Given instruction: Select from the records below every line that has the word "this" in it.

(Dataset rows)
◇ ◇ ◇ ◇
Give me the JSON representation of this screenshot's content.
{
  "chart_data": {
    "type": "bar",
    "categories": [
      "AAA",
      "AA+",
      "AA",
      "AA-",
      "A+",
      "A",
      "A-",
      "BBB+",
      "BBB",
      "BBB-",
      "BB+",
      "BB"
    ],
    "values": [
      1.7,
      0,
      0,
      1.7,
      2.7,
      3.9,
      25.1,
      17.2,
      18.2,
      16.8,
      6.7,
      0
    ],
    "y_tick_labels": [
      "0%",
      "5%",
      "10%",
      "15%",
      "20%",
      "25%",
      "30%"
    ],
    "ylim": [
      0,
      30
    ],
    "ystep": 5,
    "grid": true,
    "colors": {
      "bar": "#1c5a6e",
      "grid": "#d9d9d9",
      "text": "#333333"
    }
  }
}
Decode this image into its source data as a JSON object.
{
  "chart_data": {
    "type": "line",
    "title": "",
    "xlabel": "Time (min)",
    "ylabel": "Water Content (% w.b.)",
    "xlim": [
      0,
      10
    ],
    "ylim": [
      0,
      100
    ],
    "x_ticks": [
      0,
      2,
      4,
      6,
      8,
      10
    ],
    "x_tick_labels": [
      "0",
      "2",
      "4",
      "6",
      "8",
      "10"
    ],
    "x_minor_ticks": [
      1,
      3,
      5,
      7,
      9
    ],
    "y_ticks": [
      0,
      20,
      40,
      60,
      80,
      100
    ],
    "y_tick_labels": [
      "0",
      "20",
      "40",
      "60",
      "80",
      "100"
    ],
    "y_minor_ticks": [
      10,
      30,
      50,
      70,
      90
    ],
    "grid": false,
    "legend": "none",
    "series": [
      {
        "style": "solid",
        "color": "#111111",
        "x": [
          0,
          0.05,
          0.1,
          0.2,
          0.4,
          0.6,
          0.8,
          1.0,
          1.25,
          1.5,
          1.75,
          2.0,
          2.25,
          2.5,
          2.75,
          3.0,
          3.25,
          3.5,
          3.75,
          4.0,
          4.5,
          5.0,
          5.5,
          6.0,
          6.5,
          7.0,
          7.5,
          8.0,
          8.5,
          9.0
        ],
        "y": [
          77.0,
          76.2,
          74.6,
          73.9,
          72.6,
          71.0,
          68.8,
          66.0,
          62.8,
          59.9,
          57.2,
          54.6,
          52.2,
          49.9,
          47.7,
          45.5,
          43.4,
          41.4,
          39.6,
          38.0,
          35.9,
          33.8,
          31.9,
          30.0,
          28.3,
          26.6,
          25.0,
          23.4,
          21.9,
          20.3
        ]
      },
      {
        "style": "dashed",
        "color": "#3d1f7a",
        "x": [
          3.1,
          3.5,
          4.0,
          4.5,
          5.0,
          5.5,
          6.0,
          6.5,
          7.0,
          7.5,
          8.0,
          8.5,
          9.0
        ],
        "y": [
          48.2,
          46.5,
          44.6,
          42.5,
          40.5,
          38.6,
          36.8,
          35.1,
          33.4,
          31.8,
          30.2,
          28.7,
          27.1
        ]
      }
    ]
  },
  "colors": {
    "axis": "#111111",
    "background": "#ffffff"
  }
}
◇ ◇ ◇ ◇
Output of the task:
Give me the JSON representation of this screenshot's content.
Decode this image into its source data as a JSON object.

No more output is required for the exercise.